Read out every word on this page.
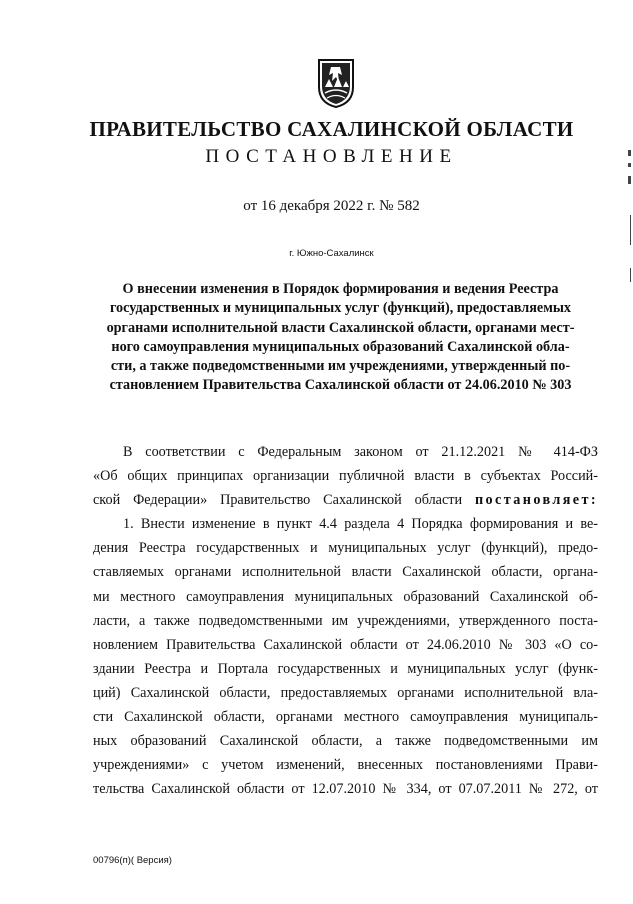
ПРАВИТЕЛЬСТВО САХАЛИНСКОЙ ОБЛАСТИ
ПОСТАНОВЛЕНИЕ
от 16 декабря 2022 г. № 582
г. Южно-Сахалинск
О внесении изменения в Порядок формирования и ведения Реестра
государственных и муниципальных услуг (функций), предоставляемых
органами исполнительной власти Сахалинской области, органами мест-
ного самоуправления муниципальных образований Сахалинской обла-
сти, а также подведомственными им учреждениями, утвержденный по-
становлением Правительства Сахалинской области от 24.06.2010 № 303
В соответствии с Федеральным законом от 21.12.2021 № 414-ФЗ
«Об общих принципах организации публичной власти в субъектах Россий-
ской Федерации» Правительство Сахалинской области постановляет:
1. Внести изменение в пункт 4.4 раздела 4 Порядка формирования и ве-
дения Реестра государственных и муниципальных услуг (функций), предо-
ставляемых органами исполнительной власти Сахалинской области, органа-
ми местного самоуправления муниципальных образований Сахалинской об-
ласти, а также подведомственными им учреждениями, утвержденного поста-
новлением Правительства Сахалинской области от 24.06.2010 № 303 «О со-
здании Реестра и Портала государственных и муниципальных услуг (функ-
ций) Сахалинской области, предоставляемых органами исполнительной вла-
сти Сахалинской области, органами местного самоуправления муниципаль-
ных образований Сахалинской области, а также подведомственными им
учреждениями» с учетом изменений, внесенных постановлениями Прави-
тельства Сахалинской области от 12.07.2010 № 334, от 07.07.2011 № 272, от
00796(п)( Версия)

▬▬▬▬▬▬

Exercise instructions: Extract all lines containing the word "муниципальных".

Right answer:
государственных и муниципальных услуг (функций), предоставляемых
ного самоуправления муниципальных образований Сахалинской обла-
дения Реестра государственных и муниципальных услуг (функций), предо-
ми местного самоуправления муниципальных образований Сахалинской об-
здании Реестра и Портала государственных и муниципальных услуг (функ-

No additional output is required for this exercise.